- EXERCISE MATERIALS -
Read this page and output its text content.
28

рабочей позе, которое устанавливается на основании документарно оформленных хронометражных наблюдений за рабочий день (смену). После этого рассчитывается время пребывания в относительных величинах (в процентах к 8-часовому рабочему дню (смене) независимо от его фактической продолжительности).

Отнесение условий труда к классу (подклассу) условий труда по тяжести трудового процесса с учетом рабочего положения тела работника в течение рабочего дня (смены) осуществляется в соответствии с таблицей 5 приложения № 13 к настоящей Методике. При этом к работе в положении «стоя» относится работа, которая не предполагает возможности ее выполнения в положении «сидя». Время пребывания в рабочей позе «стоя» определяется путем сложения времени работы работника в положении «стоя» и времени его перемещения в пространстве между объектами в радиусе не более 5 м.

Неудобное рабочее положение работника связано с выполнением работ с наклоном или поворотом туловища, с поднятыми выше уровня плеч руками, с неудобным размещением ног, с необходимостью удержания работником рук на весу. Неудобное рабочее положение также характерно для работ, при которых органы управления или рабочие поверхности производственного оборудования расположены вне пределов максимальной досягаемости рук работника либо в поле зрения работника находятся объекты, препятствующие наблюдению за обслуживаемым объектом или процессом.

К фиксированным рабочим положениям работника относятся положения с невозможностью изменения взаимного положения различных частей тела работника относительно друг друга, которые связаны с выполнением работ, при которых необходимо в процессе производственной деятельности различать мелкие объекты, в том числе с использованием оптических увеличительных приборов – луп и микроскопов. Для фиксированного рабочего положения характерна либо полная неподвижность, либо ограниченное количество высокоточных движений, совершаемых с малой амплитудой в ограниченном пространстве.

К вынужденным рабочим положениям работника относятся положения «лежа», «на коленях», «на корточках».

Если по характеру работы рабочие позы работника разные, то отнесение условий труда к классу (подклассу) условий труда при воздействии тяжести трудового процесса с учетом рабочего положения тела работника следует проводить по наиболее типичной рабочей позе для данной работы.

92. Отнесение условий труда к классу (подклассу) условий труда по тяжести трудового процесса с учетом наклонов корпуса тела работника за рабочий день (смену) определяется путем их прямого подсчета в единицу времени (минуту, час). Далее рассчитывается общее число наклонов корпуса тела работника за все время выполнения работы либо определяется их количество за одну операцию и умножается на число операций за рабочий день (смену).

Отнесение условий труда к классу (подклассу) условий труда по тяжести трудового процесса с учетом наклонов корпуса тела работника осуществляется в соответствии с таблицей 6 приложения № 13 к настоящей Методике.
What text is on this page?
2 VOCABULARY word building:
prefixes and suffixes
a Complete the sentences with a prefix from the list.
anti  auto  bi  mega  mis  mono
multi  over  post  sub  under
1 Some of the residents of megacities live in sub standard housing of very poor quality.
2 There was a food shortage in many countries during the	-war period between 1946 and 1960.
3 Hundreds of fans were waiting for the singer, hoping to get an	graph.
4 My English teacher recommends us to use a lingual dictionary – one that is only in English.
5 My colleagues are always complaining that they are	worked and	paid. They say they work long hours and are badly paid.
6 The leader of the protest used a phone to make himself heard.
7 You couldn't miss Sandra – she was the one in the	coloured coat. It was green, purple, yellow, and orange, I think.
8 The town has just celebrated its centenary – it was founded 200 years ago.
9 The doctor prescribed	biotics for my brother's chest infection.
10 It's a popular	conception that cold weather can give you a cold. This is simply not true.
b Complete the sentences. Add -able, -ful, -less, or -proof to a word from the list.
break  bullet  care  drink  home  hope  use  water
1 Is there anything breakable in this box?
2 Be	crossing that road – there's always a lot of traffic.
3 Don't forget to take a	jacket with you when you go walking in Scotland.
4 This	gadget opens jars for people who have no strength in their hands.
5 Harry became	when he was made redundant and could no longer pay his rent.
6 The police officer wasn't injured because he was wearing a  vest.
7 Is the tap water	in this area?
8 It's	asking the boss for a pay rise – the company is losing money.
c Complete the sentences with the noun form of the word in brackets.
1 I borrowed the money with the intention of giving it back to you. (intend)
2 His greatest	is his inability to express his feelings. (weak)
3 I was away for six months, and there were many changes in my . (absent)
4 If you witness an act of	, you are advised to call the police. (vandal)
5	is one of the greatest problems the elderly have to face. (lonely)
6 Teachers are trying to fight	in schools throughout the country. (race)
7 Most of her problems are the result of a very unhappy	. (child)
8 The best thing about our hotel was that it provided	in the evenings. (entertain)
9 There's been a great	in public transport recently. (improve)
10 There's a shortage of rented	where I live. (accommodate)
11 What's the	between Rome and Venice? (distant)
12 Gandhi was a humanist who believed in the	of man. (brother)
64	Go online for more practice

- AIM OF THE EXERCISE -
Copy out all of the records above with nothing altered.

- RESPONSE BELOW -
Read this page and output its text content.
28

рабочей позе, которое устанавливается на основании документарно оформленных хронометражных наблюдений за рабочий день (смену). После этого рассчитывается время пребывания в относительных величинах (в процентах к 8-часовому рабочему дню (смене) независимо от его фактической продолжительности).

Отнесение условий труда к классу (подклассу) условий труда по тяжести трудового процесса с учетом рабочего положения тела работника в течение рабочего дня (смены) осуществляется в соответствии с таблицей 5 приложения № 13 к настоящей Методике. При этом к работе в положении «стоя» относится работа, которая не предполагает возможности ее выполнения в положении «сидя». Время пребывания в рабочей позе «стоя» определяется путем сложения времени работы работника в положении «стоя» и времени его перемещения в пространстве между объектами в радиусе не более 5 м.

Неудобное рабочее положение работника связано с выполнением работ с наклоном или поворотом туловища, с поднятыми выше уровня плеч руками, с неудобным размещением ног, с необходимостью удержания работником рук на весу. Неудобное рабочее положение также характерно для работ, при которых органы управления или рабочие поверхности производственного оборудования расположены вне пределов максимальной досягаемости рук работника либо в поле зрения работника находятся объекты, препятствующие наблюдению за обслуживаемым объектом или процессом.

К фиксированным рабочим положениям работника относятся положения с невозможностью изменения взаимного положения различных частей тела работника относительно друг друга, которые связаны с выполнением работ, при которых необходимо в процессе производственной деятельности различать мелкие объекты, в том числе с использованием оптических увеличительных приборов – луп и микроскопов. Для фиксированного рабочего положения характерна либо полная неподвижность, либо ограниченное количество высокоточных движений, совершаемых с малой амплитудой в ограниченном пространстве.

К вынужденным рабочим положениям работника относятся положения «лежа», «на коленях», «на корточках».

Если по характеру работы рабочие позы работника разные, то отнесение условий труда к классу (подклассу) условий труда при воздействии тяжести трудового процесса с учетом рабочего положения тела работника следует проводить по наиболее типичной рабочей позе для данной работы.

92. Отнесение условий труда к классу (подклассу) условий труда по тяжести трудового процесса с учетом наклонов корпуса тела работника за рабочий день (смену) определяется путем их прямого подсчета в единицу времени (минуту, час). Далее рассчитывается общее число наклонов корпуса тела работника за все время выполнения работы либо определяется их количество за одну операцию и умножается на число операций за рабочий день (смену).

Отнесение условий труда к классу (подклассу) условий труда по тяжести трудового процесса с учетом наклонов корпуса тела работника осуществляется в соответствии с таблицей 6 приложения № 13 к настоящей Методике.
What text is on this page?
2 VOCABULARY word building:
prefixes and suffixes
a Complete the sentences with a prefix from the list.
anti  auto  bi  mega  mis  mono
multi  over  post  sub  under
1 Some of the residents of megacities live in sub standard housing of very poor quality.
2 There was a food shortage in many countries during the	-war period between 1946 and 1960.
3 Hundreds of fans were waiting for the singer, hoping to get an	graph.
4 My English teacher recommends us to use a lingual dictionary – one that is only in English.
5 My colleagues are always complaining that they are	worked and	paid. They say they work long hours and are badly paid.
6 The leader of the protest used a phone to make himself heard.
7 You couldn't miss Sandra – she was the one in the	coloured coat. It was green, purple, yellow, and orange, I think.
8 The town has just celebrated its centenary – it was founded 200 years ago.
9 The doctor prescribed	biotics for my brother's chest infection.
10 It's a popular	conception that cold weather can give you a cold. This is simply not true.
b Complete the sentences. Add -able, -ful, -less, or -proof to a word from the list.
break  bullet  care  drink  home  hope  use  water
1 Is there anything breakable in this box?
2 Be	crossing that road – there's always a lot of traffic.
3 Don't forget to take a	jacket with you when you go walking in Scotland.
4 This	gadget opens jars for people who have no strength in their hands.
5 Harry became	when he was made redundant and could no longer pay his rent.
6 The police officer wasn't injured because he was wearing a  vest.
7 Is the tap water	in this area?
8 It's	asking the boss for a pay rise – the company is losing money.
c Complete the sentences with the noun form of the word in brackets.
1 I borrowed the money with the intention of giving it back to you. (intend)
2 His greatest	is his inability to express his feelings. (weak)
3 I was away for six months, and there were many changes in my . (absent)
4 If you witness an act of	, you are advised to call the police. (vandal)
5	is one of the greatest problems the elderly have to face. (lonely)
6 Teachers are trying to fight	in schools throughout the country. (race)
7 Most of her problems are the result of a very unhappy	. (child)
8 The best thing about our hotel was that it provided	in the evenings. (entertain)
9 There's been a great	in public transport recently. (improve)
10 There's a shortage of rented	where I live. (accommodate)
11 What's the	between Rome and Venice? (distant)
12 Gandhi was a humanist who believed in the	of man. (brother)
64	Go online for more practice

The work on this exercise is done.